── GIVEN DATA ──

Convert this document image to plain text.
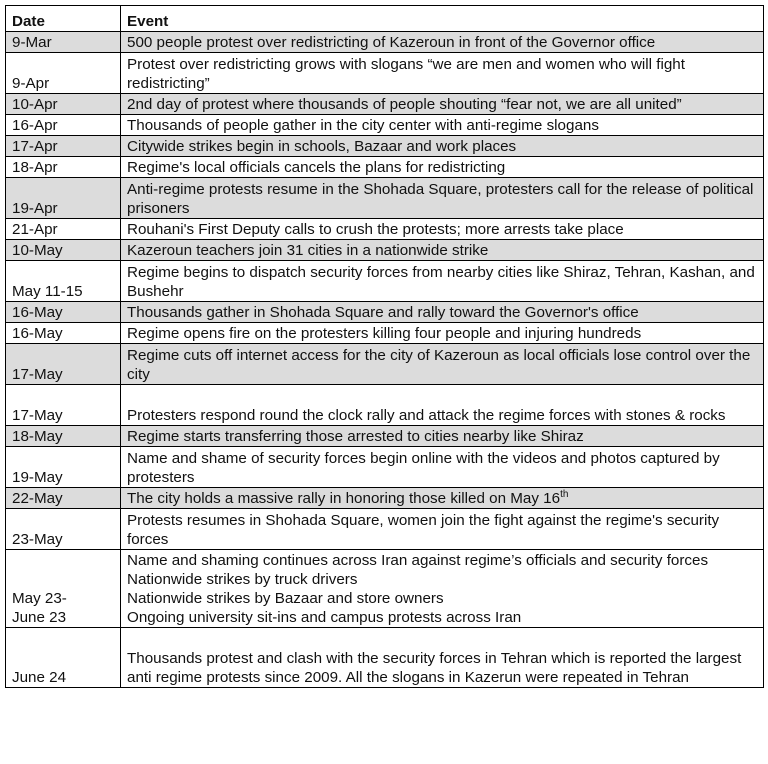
Date	Event
9-Mar	500 people protest over redistricting of Kazeroun in front of the Governor office
9-Apr	Protest over redistricting grows with slogans “we are men and women who will fight redistricting”
10-Apr	2nd day of protest where thousands of people shouting “fear not, we are all united”
16-Apr	Thousands of people gather in the city center with anti-regime slogans
17-Apr	Citywide strikes begin in schools, Bazaar and work places
18-Apr	Regime's local officials cancels the plans for redistricting
19-Apr	Anti-regime protests resume in the Shohada Square, protesters call for the release of political prisoners
21-Apr	Rouhani's First Deputy calls to crush the protests; more arrests take place
10-May	Kazeroun teachers join 31 cities in a nationwide strike
May 11-15	Regime begins to dispatch security forces from nearby cities like Shiraz, Tehran, Kashan, and Bushehr
16-May	Thousands gather in Shohada Square and rally toward the Governor's office
16-May	Regime opens fire on the protesters killing four people and injuring hundreds
17-May	Regime cuts off internet access for the city of Kazeroun as local officials lose control over the city
17-May	Protesters respond round the clock rally and attack the regime forces with stones & rocks
18-May	Regime starts transferring those arrested to cities nearby like Shiraz
19-May	Name and shame of security forces begin online with the videos and photos captured by protesters
22-May	The city holds a massive rally in honoring those killed on May 16th
23-May	Protests resumes in Shohada Square, women join the fight against the regime's security forces
May 23-
June 23	Name and shaming continues across Iran against regime’s officials and security forces
Nationwide strikes by truck drivers
Nationwide strikes by Bazaar and store owners
Ongoing university sit-ins and campus protests across Iran
June 24	Thousands protest and clash with the security forces in Tehran which is reported the largest anti regime protests since 2009. All the slogans in Kazerun were repeated in Tehran
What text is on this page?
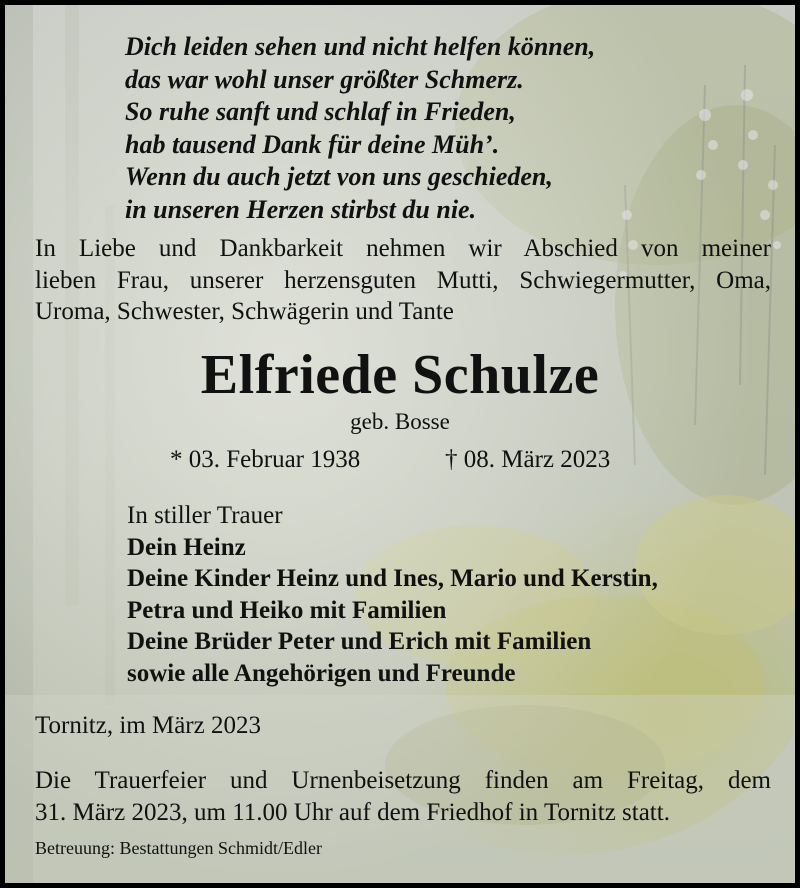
Dich leiden sehen und nicht helfen können,
das war wohl unser größter Schmerz.
So ruhe sanft und schlaf in Frieden,
hab tausend Dank für deine Müh’.
Wenn du auch jetzt von uns geschieden,
in unseren Herzen stirbst du nie.
In Liebe und Dankbarkeit nehmen wir Abschied von meiner
lieben Frau, unserer herzensguten Mutti, Schwiegermutter, Oma,
Uroma, Schwester, Schwägerin und Tante
Elfriede Schulze
geb. Bosse
* 03. Februar 1938	† 08. März 2023
In stiller Trauer
Dein Heinz
Deine Kinder Heinz und Ines, Mario und Kerstin,
Petra und Heiko mit Familien
Deine Brüder Peter und Erich mit Familien
sowie alle Angehörigen und Freunde
Tornitz, im März 2023
Die Trauerfeier und Urnenbeisetzung finden am Freitag, dem
31. März 2023, um 11.00 Uhr auf dem Friedhof in Tornitz statt.
Betreuung: Bestattungen Schmidt/Edler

───

### WHAT YOU SHOULD DO
Set down, unchanged, only the lines running from the line with "What text is on this page?" to the last line, including both. Pictures stay out of the copy.

### REPLY
What text is on this page?
Dich leiden sehen und nicht helfen können,
das war wohl unser größter Schmerz.
So ruhe sanft und schlaf in Frieden,
hab tausend Dank für deine Müh’.
Wenn du auch jetzt von uns geschieden,
in unseren Herzen stirbst du nie.
In Liebe und Dankbarkeit nehmen wir Abschied von meiner
lieben Frau, unserer herzensguten Mutti, Schwiegermutter, Oma,
Uroma, Schwester, Schwägerin und Tante
Elfriede Schulze
geb. Bosse
* 03. Februar 1938	† 08. März 2023
In stiller Trauer
Dein Heinz
Deine Kinder Heinz und Ines, Mario und Kerstin,
Petra und Heiko mit Familien
Deine Brüder Peter und Erich mit Familien
sowie alle Angehörigen und Freunde
Tornitz, im März 2023
Die Trauerfeier und Urnenbeisetzung finden am Freitag, dem
31. März 2023, um 11.00 Uhr auf dem Friedhof in Tornitz statt.
Betreuung: Bestattungen Schmidt/Edler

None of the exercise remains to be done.